== Problem requirements ==
Lines that hold the string "blue" are to be counted; give only their number.

== Record excerpts ==
****************

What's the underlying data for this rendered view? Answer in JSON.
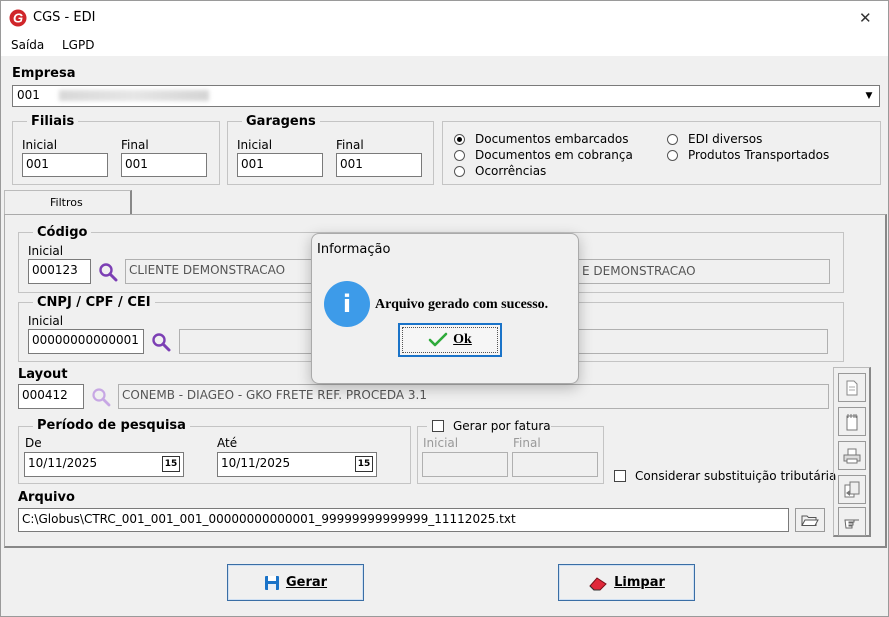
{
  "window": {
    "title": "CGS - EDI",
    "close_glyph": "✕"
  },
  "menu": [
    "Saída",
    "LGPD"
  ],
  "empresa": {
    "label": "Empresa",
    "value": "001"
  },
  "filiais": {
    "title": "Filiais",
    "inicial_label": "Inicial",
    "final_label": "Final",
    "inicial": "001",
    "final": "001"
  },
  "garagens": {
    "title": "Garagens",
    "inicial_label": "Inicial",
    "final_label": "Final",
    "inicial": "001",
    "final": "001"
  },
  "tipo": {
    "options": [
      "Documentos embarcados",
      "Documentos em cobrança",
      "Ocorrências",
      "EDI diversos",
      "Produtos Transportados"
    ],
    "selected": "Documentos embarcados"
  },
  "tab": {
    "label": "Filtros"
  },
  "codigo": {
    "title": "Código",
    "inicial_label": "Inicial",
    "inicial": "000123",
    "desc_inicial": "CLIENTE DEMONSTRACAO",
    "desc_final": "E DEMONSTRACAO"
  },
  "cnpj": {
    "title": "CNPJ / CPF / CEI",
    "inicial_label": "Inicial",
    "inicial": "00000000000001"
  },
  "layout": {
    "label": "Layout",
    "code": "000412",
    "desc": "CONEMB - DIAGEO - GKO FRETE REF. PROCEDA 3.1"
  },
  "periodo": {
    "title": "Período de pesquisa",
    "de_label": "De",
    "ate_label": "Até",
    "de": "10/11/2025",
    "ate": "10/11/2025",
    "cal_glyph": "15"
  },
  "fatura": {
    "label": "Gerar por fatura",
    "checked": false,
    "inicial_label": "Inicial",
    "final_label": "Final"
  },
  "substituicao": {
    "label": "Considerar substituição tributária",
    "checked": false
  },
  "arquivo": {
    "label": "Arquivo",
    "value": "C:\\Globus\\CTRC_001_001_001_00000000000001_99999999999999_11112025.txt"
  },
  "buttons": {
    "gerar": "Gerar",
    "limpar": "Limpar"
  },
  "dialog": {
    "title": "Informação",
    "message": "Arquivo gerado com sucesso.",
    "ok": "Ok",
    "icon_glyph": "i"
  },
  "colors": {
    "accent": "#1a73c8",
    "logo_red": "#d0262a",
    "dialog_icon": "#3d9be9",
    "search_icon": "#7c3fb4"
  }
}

****************

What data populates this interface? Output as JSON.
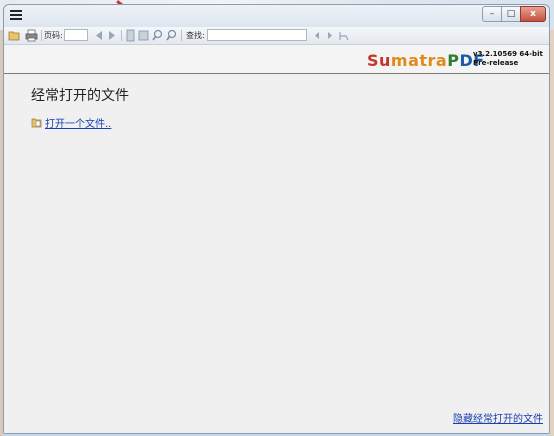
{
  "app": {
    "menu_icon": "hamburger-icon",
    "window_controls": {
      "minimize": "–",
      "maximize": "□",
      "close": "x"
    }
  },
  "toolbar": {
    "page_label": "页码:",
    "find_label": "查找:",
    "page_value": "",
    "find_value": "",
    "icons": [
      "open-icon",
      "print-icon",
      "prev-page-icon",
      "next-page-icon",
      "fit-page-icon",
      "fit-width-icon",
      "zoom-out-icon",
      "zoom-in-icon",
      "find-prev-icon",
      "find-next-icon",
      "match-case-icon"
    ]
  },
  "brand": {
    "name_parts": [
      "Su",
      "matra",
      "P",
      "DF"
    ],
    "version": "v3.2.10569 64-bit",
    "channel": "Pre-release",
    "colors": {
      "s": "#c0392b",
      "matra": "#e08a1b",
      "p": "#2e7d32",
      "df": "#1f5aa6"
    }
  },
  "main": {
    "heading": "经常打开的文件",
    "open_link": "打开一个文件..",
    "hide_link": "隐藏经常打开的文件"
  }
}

****************

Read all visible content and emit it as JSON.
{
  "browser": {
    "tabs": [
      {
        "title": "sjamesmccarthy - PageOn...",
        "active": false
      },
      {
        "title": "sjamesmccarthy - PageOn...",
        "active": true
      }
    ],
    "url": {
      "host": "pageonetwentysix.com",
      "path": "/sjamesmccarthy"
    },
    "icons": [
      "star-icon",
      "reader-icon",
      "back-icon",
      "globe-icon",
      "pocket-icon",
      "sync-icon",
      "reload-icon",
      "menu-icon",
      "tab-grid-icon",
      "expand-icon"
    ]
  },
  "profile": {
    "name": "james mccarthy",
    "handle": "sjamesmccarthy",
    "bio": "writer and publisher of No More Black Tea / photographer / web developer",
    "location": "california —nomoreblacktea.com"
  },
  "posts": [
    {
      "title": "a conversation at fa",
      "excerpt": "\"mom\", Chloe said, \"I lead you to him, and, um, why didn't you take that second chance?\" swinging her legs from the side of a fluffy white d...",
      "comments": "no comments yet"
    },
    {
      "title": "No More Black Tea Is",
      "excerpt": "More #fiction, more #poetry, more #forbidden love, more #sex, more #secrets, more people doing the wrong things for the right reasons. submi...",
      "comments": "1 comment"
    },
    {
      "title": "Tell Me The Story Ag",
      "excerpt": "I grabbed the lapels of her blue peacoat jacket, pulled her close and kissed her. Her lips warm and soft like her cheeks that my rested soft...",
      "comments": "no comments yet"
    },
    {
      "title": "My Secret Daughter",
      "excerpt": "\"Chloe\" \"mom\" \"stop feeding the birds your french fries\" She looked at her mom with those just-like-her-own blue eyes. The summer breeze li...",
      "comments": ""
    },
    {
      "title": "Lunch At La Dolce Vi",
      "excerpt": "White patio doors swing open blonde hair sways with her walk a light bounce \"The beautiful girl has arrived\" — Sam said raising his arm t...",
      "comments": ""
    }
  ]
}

****************

== Final answer ==
2